Stored data:
* START *

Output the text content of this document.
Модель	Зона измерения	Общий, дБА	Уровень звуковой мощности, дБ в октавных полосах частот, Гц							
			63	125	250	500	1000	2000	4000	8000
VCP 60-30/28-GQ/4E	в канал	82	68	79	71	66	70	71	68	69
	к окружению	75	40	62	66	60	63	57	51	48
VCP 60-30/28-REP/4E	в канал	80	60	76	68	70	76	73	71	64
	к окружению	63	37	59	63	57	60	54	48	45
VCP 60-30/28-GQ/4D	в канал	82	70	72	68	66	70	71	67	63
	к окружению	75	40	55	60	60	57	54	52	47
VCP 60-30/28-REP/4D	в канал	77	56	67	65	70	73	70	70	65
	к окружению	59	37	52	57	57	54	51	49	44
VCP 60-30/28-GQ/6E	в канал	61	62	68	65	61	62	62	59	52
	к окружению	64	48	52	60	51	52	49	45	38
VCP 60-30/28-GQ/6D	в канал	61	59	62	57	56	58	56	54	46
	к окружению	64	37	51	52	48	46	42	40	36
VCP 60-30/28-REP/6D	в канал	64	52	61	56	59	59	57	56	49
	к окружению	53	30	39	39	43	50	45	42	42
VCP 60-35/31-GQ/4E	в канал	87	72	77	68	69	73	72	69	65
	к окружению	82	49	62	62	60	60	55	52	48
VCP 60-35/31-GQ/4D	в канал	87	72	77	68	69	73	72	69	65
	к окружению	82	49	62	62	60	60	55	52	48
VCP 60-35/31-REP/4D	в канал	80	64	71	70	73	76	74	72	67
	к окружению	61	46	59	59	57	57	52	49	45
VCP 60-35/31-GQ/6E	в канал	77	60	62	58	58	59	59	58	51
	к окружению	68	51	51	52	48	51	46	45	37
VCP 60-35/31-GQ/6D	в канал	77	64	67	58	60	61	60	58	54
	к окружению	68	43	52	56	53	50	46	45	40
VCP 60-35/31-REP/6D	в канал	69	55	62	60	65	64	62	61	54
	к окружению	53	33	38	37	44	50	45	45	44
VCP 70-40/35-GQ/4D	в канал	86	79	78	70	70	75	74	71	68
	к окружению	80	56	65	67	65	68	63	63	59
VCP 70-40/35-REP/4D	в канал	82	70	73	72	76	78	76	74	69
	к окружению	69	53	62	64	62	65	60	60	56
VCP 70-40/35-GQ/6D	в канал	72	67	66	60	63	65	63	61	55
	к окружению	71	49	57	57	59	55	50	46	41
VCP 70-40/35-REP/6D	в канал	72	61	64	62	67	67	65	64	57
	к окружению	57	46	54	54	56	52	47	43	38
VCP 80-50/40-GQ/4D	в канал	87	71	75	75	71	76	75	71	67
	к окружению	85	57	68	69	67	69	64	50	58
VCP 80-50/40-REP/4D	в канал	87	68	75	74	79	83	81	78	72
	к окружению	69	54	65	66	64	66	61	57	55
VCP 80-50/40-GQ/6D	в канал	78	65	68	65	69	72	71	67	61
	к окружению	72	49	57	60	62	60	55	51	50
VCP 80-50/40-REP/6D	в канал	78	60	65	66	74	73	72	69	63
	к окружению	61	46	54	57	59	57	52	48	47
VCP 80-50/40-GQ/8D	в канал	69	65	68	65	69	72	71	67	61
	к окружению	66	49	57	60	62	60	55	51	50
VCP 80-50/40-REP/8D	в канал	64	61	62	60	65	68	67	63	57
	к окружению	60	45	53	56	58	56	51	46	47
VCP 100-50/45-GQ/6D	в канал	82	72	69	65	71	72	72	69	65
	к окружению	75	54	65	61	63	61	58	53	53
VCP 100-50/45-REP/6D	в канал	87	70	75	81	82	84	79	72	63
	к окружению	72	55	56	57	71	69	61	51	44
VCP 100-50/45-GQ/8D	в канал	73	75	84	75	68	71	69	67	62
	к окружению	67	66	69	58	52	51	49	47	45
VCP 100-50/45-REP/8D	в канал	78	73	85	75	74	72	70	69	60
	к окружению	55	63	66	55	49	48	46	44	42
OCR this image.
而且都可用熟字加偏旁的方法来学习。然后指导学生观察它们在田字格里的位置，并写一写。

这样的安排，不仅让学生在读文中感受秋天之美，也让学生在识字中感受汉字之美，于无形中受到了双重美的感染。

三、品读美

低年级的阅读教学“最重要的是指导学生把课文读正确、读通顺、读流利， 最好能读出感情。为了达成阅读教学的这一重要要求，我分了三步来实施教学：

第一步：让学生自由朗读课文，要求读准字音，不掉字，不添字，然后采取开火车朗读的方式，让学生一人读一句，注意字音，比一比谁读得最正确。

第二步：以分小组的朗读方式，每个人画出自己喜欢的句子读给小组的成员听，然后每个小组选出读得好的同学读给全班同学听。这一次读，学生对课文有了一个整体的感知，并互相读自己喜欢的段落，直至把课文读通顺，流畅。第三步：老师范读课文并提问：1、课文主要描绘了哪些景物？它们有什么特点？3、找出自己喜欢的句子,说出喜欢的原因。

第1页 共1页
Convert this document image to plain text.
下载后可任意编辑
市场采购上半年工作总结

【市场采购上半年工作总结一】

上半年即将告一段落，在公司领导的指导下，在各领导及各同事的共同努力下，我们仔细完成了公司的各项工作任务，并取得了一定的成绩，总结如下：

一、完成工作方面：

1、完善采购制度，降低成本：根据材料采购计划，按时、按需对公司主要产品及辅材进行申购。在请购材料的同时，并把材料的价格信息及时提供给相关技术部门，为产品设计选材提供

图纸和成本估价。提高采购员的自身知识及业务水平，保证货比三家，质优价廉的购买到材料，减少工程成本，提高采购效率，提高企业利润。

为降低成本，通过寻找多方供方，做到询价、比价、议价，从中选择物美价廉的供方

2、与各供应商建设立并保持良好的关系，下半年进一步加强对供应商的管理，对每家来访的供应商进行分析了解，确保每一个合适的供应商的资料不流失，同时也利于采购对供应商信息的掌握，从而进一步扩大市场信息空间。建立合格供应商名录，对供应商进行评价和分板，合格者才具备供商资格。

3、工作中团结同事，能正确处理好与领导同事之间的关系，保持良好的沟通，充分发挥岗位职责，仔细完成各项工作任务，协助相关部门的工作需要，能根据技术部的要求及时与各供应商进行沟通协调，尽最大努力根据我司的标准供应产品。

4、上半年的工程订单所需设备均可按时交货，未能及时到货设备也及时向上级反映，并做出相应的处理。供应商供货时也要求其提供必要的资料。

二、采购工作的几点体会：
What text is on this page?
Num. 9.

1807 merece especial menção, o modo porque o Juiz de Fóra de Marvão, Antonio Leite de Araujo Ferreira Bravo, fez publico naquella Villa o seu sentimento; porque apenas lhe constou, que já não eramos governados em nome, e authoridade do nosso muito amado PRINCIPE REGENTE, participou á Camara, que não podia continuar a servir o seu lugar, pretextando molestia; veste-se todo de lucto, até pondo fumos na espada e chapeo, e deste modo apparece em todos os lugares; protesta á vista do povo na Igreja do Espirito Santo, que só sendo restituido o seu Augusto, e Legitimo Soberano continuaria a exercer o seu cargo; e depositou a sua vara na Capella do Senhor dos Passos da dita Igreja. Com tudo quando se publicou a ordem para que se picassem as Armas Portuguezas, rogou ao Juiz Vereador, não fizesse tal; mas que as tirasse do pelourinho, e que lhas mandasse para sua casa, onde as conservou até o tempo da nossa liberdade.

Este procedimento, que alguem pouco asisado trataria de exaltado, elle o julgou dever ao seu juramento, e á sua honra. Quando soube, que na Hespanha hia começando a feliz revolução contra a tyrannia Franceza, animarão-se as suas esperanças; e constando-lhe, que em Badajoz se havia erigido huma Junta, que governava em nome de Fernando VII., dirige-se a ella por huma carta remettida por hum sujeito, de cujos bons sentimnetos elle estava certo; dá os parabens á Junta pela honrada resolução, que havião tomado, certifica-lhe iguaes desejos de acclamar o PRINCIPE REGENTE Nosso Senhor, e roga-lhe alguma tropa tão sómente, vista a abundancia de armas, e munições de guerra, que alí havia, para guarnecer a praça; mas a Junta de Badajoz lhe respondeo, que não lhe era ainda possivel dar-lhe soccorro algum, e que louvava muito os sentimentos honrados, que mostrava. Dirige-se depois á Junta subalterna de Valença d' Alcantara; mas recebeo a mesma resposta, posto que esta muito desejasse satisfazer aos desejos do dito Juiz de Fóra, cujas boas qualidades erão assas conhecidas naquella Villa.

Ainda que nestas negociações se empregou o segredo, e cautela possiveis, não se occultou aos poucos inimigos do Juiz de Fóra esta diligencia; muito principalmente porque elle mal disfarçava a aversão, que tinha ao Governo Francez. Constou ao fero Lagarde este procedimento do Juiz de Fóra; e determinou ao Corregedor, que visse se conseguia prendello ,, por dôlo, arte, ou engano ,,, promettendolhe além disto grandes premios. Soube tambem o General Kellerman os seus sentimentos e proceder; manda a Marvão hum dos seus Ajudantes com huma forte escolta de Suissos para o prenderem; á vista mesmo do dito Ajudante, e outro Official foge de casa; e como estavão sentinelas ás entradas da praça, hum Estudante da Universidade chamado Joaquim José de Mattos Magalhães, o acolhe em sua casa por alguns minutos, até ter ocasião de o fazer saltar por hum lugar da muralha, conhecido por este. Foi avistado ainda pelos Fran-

* END *

REQUEST: Select all lines in the listing that include the word "this".

OUTPUT OF THE EXERCISE:
Output the text content of this document.
OCR this image.
Convert this document image to plain text.
What text is on this page?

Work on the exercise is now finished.